* **Stated goal**:
Below are the records. List every line holding the word "color".

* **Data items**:
· · ·

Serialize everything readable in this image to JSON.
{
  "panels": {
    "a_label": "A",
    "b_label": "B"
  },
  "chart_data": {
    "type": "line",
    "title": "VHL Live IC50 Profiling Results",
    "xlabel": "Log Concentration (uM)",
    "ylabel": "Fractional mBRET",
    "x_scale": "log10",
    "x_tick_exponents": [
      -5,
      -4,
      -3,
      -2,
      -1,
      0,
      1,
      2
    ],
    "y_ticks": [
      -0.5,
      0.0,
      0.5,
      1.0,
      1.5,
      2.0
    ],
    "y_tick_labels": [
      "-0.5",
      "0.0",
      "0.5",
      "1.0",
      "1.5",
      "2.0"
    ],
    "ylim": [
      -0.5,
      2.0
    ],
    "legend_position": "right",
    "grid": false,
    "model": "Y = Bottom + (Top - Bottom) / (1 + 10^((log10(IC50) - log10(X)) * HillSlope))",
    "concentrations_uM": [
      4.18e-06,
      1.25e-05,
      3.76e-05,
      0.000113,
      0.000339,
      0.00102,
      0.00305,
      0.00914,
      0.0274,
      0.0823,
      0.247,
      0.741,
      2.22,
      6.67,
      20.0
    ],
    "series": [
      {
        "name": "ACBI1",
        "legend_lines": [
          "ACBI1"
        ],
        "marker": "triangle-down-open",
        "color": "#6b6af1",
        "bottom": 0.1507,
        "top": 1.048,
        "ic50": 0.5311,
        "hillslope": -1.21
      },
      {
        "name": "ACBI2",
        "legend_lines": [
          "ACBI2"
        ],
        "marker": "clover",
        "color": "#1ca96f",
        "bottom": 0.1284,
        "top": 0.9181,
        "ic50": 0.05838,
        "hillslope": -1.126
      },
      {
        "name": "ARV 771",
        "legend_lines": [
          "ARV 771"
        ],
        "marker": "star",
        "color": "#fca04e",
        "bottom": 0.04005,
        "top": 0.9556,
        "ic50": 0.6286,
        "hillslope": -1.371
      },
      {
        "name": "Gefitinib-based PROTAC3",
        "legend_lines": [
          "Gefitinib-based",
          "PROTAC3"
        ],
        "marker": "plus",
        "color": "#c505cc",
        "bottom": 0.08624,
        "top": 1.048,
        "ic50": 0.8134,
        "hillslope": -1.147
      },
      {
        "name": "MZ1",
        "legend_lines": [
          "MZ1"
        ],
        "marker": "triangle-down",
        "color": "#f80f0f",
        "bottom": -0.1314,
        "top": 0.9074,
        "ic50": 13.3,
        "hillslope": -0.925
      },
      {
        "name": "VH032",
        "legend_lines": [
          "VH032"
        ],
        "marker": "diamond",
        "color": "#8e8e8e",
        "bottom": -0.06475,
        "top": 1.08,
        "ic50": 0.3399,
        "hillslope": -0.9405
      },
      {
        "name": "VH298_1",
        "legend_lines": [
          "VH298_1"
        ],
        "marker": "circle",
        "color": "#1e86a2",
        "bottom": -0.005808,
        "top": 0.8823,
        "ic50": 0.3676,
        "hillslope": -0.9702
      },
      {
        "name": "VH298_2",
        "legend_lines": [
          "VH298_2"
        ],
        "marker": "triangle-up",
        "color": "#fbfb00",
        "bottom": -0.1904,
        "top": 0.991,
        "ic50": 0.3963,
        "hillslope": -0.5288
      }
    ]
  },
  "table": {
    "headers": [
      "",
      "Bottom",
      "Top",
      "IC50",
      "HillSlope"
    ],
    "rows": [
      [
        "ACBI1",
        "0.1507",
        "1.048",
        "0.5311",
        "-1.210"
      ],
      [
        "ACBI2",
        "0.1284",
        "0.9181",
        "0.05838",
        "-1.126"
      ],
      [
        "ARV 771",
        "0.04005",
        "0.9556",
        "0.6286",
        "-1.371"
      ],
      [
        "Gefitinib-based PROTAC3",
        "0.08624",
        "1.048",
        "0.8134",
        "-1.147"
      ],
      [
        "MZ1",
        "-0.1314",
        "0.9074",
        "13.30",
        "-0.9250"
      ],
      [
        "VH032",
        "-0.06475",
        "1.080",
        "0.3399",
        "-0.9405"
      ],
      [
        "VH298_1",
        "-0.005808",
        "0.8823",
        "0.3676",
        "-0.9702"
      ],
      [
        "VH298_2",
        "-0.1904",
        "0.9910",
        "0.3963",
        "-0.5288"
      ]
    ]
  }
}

· · ·

* **Solved exercise**:
        "color": "#6b6af1",
        "color": "#1ca96f",
        "color": "#fca04e",
        "color": "#c505cc",
        "color": "#f80f0f",
        "color": "#8e8e8e",
        "color": "#1e86a2",
        "color": "#fbfb00",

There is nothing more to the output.